▸ What the task asks
Copy every line from the material below that holds "marker".

::: Recorded information

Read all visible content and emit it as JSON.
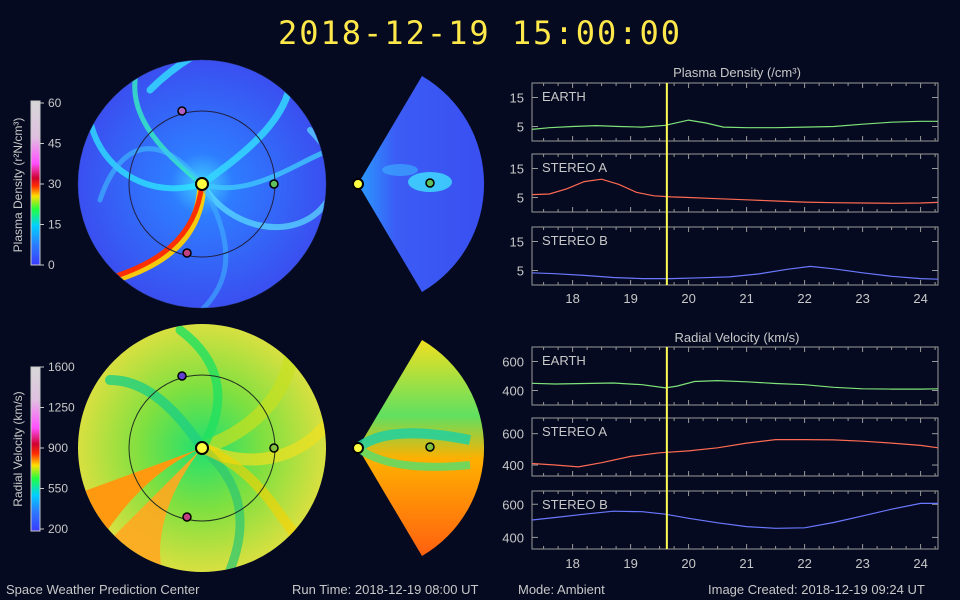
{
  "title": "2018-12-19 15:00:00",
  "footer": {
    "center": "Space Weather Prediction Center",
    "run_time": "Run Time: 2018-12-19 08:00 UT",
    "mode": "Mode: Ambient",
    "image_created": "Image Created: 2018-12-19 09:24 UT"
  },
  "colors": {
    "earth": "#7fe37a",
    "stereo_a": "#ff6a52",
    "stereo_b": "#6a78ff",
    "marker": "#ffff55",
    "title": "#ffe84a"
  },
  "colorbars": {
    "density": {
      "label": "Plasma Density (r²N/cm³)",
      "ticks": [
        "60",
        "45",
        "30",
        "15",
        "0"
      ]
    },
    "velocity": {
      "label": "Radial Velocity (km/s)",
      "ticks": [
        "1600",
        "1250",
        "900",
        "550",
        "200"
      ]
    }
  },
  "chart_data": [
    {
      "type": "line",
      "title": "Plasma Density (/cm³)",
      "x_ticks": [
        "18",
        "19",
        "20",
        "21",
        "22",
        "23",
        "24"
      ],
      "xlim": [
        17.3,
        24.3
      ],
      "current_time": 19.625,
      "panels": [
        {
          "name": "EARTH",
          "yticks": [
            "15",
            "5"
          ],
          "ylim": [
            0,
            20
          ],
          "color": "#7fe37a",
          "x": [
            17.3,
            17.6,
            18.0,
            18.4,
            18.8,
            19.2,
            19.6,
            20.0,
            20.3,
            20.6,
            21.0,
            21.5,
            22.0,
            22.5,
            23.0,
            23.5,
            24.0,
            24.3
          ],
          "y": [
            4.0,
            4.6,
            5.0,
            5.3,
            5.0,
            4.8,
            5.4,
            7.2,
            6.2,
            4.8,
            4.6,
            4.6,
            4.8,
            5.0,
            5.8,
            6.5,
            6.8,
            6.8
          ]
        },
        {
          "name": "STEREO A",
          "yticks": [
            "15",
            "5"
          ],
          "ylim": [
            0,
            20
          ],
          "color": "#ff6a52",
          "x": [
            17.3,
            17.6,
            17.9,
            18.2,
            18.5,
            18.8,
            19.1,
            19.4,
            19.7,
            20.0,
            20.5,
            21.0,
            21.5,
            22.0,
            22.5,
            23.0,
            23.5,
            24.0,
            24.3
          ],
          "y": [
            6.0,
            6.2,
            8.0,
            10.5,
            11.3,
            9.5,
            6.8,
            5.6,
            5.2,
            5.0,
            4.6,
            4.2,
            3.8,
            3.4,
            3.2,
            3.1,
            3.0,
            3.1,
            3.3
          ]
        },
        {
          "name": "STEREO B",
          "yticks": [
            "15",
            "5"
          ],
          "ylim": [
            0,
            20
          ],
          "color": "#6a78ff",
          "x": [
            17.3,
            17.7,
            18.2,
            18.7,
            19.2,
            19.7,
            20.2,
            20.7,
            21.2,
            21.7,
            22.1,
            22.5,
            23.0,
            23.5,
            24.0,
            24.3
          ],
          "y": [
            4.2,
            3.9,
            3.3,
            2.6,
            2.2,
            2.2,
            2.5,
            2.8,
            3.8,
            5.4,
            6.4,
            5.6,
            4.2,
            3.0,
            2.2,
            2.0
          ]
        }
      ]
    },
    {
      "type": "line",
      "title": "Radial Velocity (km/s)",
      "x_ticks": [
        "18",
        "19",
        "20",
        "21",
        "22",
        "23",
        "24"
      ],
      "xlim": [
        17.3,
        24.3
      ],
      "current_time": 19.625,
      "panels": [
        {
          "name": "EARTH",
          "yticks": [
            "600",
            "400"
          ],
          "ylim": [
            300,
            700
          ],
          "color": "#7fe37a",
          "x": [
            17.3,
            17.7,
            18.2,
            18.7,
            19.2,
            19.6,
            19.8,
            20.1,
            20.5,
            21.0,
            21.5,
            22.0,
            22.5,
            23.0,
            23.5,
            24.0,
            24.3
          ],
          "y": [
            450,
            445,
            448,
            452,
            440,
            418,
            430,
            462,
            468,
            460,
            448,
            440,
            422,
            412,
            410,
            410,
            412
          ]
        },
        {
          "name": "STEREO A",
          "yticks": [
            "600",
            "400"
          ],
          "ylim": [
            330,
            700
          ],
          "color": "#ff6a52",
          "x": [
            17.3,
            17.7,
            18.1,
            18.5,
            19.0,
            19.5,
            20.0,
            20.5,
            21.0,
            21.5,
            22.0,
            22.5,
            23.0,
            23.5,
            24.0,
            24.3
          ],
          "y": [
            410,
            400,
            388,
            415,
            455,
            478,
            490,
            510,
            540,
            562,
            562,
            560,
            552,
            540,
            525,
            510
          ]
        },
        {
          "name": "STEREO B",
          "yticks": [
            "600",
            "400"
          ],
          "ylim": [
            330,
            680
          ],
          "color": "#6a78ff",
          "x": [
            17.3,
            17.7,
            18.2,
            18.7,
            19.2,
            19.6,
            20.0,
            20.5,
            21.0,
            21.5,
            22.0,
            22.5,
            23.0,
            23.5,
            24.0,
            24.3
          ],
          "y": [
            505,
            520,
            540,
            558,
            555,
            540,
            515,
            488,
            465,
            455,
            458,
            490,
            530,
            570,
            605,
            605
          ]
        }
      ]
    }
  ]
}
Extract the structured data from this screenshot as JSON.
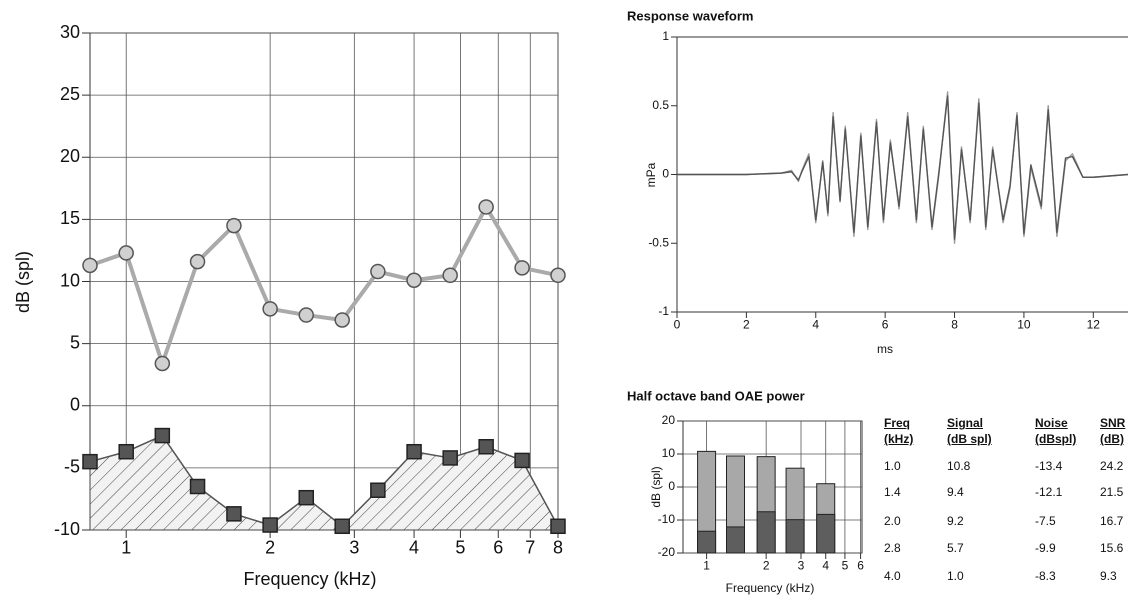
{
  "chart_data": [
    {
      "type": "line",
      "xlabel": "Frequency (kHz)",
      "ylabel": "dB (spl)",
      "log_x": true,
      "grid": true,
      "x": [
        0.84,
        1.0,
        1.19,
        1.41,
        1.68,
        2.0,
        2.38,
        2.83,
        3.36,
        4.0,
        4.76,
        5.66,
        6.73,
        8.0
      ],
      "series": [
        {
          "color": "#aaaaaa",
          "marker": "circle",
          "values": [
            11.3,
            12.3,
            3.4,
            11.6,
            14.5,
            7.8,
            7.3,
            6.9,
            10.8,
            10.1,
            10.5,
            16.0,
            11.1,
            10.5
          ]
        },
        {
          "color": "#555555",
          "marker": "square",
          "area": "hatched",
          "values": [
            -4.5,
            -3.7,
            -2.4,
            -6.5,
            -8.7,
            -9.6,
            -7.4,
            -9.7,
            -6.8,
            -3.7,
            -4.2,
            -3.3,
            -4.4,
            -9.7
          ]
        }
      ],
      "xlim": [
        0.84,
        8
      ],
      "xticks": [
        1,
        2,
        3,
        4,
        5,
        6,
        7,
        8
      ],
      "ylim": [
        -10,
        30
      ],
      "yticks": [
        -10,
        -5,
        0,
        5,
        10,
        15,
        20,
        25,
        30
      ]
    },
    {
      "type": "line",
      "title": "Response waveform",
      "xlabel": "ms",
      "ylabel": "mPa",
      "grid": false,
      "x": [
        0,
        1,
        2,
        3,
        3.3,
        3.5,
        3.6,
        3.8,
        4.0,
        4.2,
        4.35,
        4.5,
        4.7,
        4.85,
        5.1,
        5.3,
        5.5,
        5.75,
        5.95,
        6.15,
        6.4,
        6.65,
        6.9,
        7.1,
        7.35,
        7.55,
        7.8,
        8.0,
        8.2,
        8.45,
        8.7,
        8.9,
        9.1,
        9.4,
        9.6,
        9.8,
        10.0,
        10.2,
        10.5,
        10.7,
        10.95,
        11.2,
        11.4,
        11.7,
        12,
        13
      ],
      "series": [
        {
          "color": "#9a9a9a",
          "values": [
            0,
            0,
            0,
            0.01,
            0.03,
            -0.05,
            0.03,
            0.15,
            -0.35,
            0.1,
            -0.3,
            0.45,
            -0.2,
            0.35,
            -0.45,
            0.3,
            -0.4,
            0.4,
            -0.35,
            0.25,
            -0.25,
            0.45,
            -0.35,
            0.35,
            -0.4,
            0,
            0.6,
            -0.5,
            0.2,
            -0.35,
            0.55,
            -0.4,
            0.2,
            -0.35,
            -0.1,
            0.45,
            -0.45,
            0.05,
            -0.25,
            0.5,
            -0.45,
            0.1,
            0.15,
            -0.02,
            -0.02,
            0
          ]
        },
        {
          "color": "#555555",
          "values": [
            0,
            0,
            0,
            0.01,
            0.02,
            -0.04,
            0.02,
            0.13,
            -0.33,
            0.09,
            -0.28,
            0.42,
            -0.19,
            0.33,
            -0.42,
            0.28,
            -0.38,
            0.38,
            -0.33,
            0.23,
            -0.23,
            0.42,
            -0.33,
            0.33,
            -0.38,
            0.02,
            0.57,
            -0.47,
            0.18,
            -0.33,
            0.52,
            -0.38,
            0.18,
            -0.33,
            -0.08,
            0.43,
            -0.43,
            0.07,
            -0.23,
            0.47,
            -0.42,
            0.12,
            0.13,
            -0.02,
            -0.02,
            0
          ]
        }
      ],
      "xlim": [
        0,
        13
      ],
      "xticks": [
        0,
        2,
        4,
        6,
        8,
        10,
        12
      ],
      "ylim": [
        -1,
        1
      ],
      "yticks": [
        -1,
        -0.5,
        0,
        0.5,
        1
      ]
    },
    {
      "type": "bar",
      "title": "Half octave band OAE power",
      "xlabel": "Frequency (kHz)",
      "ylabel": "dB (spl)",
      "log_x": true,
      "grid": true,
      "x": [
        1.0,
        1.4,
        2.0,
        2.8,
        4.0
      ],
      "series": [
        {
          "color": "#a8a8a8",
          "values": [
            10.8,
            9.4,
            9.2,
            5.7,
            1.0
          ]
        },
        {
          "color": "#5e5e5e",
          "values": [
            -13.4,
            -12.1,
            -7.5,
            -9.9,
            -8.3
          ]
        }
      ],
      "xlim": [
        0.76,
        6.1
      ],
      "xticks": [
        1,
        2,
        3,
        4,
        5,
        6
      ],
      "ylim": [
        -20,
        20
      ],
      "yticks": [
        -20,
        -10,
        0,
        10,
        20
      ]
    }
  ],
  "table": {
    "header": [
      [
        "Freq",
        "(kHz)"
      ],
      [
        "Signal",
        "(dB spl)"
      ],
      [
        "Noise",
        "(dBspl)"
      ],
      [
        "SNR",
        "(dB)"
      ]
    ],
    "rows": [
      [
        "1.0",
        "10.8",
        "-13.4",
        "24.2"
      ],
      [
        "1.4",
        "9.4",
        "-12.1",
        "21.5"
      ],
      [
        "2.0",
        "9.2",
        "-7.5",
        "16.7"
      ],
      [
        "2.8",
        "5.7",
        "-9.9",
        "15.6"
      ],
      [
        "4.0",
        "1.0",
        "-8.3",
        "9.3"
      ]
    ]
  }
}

::::::

▸ Exercise solution
    "marker": "#ffff55",
          "marker": "circle",
          "marker": "square",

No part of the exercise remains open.